• **Exercise task**
A line counts if it contains the word "北京市海淀区永定路" at least once. State how many such lines the records contain, giving the number alone.

• **Data rows**

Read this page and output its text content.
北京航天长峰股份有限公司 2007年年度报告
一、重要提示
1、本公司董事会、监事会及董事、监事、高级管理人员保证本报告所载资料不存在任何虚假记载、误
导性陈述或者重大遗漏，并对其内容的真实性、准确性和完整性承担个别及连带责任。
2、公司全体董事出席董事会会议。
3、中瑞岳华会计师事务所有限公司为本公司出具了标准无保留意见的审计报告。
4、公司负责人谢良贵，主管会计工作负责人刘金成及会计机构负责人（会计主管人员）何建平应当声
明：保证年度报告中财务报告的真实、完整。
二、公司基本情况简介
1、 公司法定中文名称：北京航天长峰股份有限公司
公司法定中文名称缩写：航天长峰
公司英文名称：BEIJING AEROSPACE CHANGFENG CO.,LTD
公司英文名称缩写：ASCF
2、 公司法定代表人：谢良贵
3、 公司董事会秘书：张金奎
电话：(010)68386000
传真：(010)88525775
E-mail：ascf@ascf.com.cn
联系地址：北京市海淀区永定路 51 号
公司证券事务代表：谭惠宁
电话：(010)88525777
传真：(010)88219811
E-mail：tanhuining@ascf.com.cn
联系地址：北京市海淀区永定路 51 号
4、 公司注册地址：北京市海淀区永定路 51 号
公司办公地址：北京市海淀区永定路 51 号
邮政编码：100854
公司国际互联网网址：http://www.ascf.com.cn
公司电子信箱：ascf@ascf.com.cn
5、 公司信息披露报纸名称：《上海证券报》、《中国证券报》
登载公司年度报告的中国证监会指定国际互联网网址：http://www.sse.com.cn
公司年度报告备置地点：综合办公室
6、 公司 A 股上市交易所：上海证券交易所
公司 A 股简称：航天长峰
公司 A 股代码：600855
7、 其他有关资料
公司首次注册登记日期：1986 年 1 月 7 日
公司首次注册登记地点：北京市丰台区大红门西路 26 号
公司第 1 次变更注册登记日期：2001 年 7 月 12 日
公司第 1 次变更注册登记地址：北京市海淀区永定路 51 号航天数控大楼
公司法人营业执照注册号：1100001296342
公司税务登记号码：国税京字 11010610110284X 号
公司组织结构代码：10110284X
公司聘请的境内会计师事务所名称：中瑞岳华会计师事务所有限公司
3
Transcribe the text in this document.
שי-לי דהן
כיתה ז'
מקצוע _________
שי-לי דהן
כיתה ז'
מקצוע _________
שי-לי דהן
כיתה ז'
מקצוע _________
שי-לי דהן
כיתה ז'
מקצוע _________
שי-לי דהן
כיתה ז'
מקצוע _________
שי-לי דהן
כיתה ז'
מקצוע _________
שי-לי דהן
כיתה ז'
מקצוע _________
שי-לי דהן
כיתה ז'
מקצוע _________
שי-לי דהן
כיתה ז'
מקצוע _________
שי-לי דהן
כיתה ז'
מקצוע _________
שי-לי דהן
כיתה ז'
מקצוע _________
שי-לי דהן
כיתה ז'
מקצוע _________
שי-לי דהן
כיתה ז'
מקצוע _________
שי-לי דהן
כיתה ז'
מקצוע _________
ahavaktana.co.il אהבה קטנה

• **Solved problem**
5